Exercise prompt: Tally each line where the word "Case" occurs, then give only the total.

Provided entries:
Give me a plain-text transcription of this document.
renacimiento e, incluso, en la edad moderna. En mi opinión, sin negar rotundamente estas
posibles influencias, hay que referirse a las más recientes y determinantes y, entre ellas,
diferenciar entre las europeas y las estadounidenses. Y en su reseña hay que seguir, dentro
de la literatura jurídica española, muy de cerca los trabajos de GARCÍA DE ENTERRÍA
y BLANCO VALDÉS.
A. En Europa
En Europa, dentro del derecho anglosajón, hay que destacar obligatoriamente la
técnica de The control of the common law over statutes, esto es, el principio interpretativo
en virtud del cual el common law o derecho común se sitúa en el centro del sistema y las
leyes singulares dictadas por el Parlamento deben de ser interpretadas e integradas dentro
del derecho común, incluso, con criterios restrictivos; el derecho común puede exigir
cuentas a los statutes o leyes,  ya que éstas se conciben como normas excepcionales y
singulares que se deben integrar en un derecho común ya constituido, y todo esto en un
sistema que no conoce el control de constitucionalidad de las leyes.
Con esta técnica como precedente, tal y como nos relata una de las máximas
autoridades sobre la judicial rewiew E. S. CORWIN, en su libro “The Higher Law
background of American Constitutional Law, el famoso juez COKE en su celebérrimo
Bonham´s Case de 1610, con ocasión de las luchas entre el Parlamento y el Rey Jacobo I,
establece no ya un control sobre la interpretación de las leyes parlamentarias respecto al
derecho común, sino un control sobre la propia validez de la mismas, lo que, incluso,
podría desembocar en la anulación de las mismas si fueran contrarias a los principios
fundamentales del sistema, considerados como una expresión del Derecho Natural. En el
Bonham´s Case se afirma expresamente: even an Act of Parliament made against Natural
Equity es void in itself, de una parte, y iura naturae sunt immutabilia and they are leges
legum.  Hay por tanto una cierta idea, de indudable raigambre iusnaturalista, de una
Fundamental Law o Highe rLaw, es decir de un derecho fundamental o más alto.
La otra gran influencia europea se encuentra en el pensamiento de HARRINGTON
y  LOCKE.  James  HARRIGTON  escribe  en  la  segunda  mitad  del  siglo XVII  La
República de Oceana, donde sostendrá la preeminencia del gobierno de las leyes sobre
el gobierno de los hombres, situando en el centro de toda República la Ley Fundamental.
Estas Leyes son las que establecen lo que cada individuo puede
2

Written response: 2